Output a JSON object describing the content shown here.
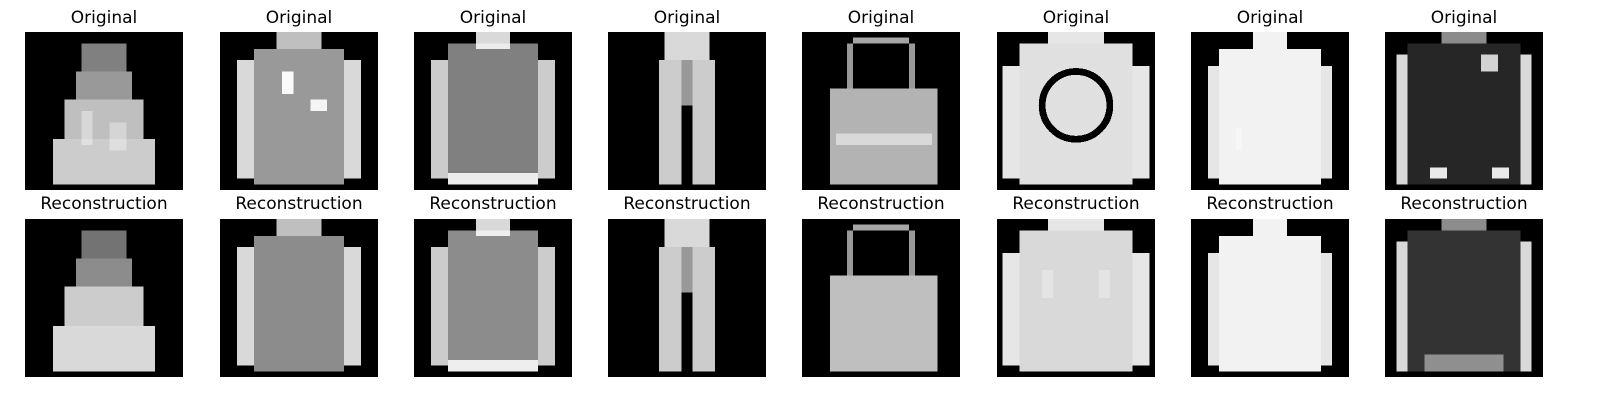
{
  "figure": {
    "row_titles": [
      "Original",
      "Reconstruction"
    ],
    "background_color": "#000000",
    "foreground_color": "#ffffff",
    "num_items": 8,
    "items": [
      {
        "depicts": "dress"
      },
      {
        "depicts": "pullover-with-graphics"
      },
      {
        "depicts": "shirt"
      },
      {
        "depicts": "trousers"
      },
      {
        "depicts": "handbag"
      },
      {
        "depicts": "sweater-with-circle-print"
      },
      {
        "depicts": "white-pullover"
      },
      {
        "depicts": "dark-jacket"
      }
    ]
  }
}
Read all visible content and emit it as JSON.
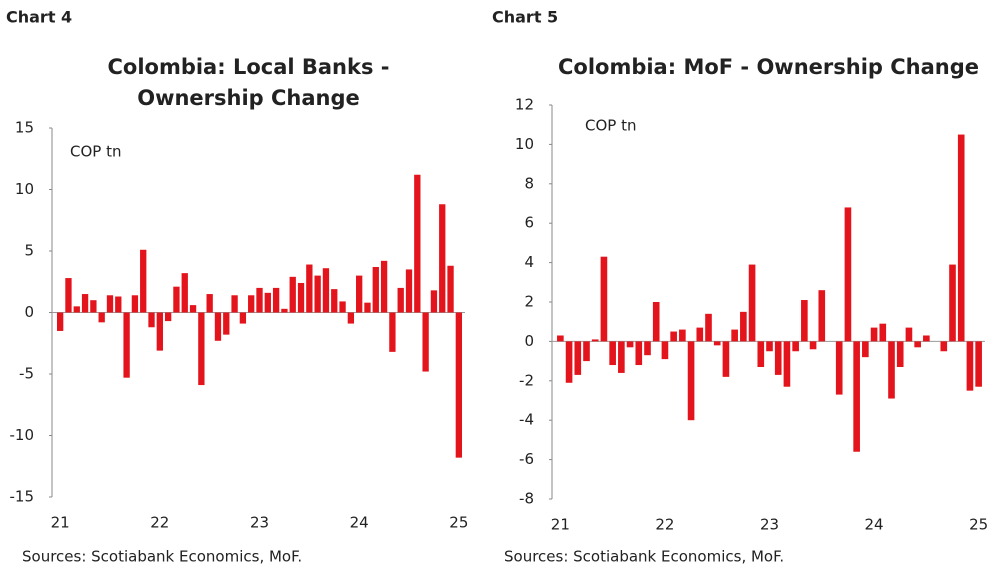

+---+

- Task -
Write out every record above exactly as it stands, but leave out the pictures.

- Written reply -
Output a JSON object describing the content shown here.
{
  "figure": {
    "row_titles": [
      "Original",
      "Reconstruction"
    ],
    "background_color": "#000000",
    "foreground_color": "#ffffff",
    "num_items": 8,
    "items": [
      {
        "depicts": "dress"
      },
      {
        "depicts": "pullover-with-graphics"
      },
      {
        "depicts": "shirt"
      },
      {
        "depicts": "trousers"
      },
      {
        "depicts": "handbag"
      },
      {
        "depicts": "sweater-with-circle-print"
      },
      {
        "depicts": "white-pullover"
      },
      {
        "depicts": "dark-jacket"
      }
    ]
  }
}
Read all visible content and emit it as JSON.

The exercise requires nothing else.